WHAT THE EXERCISE ASKS »
Return the material word for word. Do not include the pictures.

-- Start of ITEMS --

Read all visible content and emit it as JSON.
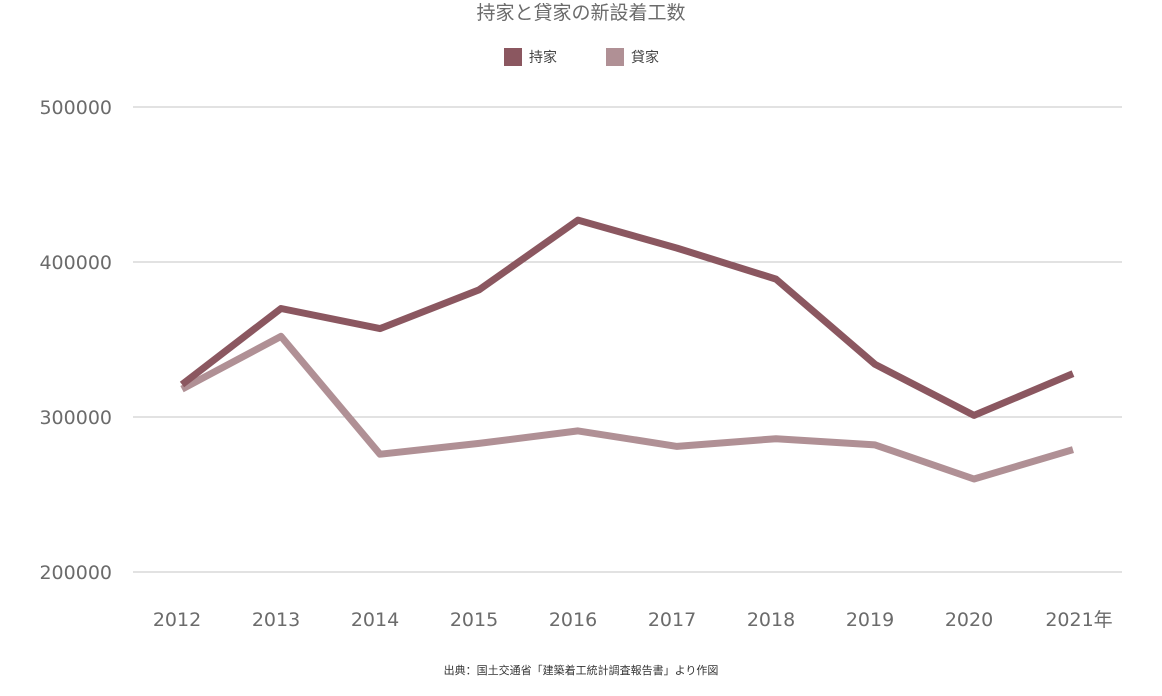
{
  "chart_data": {
    "type": "line",
    "title": "持家と貸家の新設着工数",
    "categories": [
      "2012",
      "2013",
      "2014",
      "2015",
      "2016",
      "2017",
      "2018",
      "2019",
      "2020",
      "2021年"
    ],
    "series": [
      {
        "name": "持家",
        "color": "#8b5760",
        "values": [
          321000,
          370000,
          357000,
          382000,
          427000,
          409000,
          389000,
          334000,
          301000,
          328000
        ]
      },
      {
        "name": "貸家",
        "color": "#b09095",
        "values": [
          318000,
          352000,
          276000,
          283000,
          291000,
          281000,
          286000,
          282000,
          260000,
          279000
        ]
      }
    ],
    "xlabel": "",
    "ylabel": "",
    "ylim": [
      200000,
      500000
    ],
    "yticks": [
      "200000",
      "300000",
      "400000",
      "500000"
    ],
    "grid": true,
    "legend_position": "top-center",
    "source": "出典：国土交通省「建築着工統計調査報告書」より作図"
  }
}
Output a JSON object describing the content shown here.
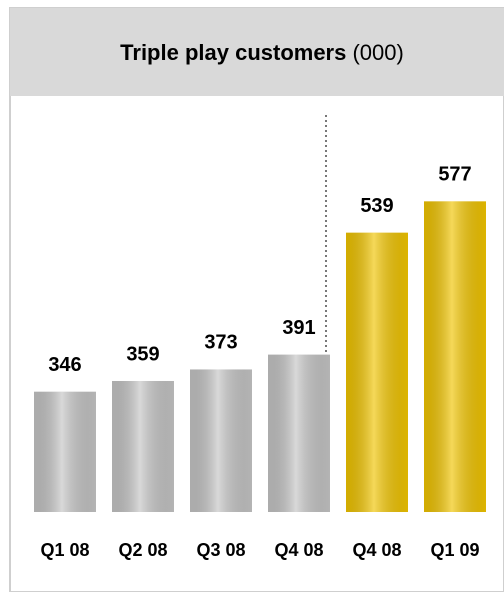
{
  "chart_data": {
    "type": "bar",
    "title": "Triple play customers",
    "unit": "(000)",
    "categories": [
      "Q1 08",
      "Q2 08",
      "Q3 08",
      "Q4 08",
      "Q4 08",
      "Q1 09"
    ],
    "values": [
      346,
      359,
      373,
      391,
      539,
      577
    ],
    "colors": [
      "#c4c4c4",
      "#c4c4c4",
      "#c4c4c4",
      "#c4c4c4",
      "#f0c400",
      "#f0c400"
    ],
    "ylim": [
      200,
      700
    ]
  }
}
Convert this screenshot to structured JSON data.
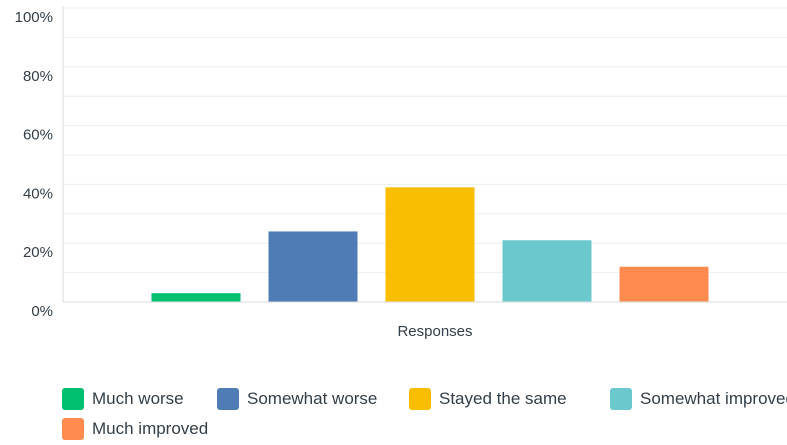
{
  "chart_data": {
    "type": "bar",
    "xlabel": "Responses",
    "ylabel": "",
    "title": "",
    "ylim": [
      0,
      100
    ],
    "yticks": [
      "0%",
      "20%",
      "40%",
      "60%",
      "80%",
      "100%"
    ],
    "grid": true,
    "legend_position": "bottom",
    "series": [
      {
        "name": "Much worse",
        "value": 3,
        "color": "#00bf6f"
      },
      {
        "name": "Somewhat worse",
        "value": 24,
        "color": "#507cb6"
      },
      {
        "name": "Stayed the same",
        "value": 39,
        "color": "#f9be00"
      },
      {
        "name": "Somewhat improved",
        "value": 21,
        "color": "#6bc8cd"
      },
      {
        "name": "Much improved",
        "value": 12,
        "color": "#ff8b4f"
      }
    ]
  }
}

-- End of ITEMS --

SOLUTION BELOW »
Read all visible content and emit it as JSON.
{
  "chart_data": {
    "type": "line",
    "title": "持家と貸家の新設着工数",
    "categories": [
      "2012",
      "2013",
      "2014",
      "2015",
      "2016",
      "2017",
      "2018",
      "2019",
      "2020",
      "2021年"
    ],
    "series": [
      {
        "name": "持家",
        "color": "#8b5760",
        "values": [
          321000,
          370000,
          357000,
          382000,
          427000,
          409000,
          389000,
          334000,
          301000,
          328000
        ]
      },
      {
        "name": "貸家",
        "color": "#b09095",
        "values": [
          318000,
          352000,
          276000,
          283000,
          291000,
          281000,
          286000,
          282000,
          260000,
          279000
        ]
      }
    ],
    "xlabel": "",
    "ylabel": "",
    "ylim": [
      200000,
      500000
    ],
    "yticks": [
      "200000",
      "300000",
      "400000",
      "500000"
    ],
    "grid": true,
    "legend_position": "top-center",
    "source": "出典：国土交通省「建築着工統計調査報告書」より作図"
  }
}
Output a JSON object describing the content shown here.
{
  "chart_data": {
    "type": "bar",
    "title": "Triple play customers",
    "unit": "(000)",
    "categories": [
      "Q1 08",
      "Q2 08",
      "Q3 08",
      "Q4 08",
      "Q4 08",
      "Q1 09"
    ],
    "values": [
      346,
      359,
      373,
      391,
      539,
      577
    ],
    "colors": [
      "#c4c4c4",
      "#c4c4c4",
      "#c4c4c4",
      "#c4c4c4",
      "#f0c400",
      "#f0c400"
    ],
    "ylim": [
      200,
      700
    ]
  }
}
Convert this screenshot to structured JSON data.
{
  "chart_data": {
    "type": "bar",
    "xlabel": "Responses",
    "ylabel": "",
    "title": "",
    "ylim": [
      0,
      100
    ],
    "yticks": [
      "0%",
      "20%",
      "40%",
      "60%",
      "80%",
      "100%"
    ],
    "grid": true,
    "legend_position": "bottom",
    "series": [
      {
        "name": "Much worse",
        "value": 3,
        "color": "#00bf6f"
      },
      {
        "name": "Somewhat worse",
        "value": 24,
        "color": "#507cb6"
      },
      {
        "name": "Stayed the same",
        "value": 39,
        "color": "#f9be00"
      },
      {
        "name": "Somewhat improved",
        "value": 21,
        "color": "#6bc8cd"
      },
      {
        "name": "Much improved",
        "value": 12,
        "color": "#ff8b4f"
      }
    ]
  }
}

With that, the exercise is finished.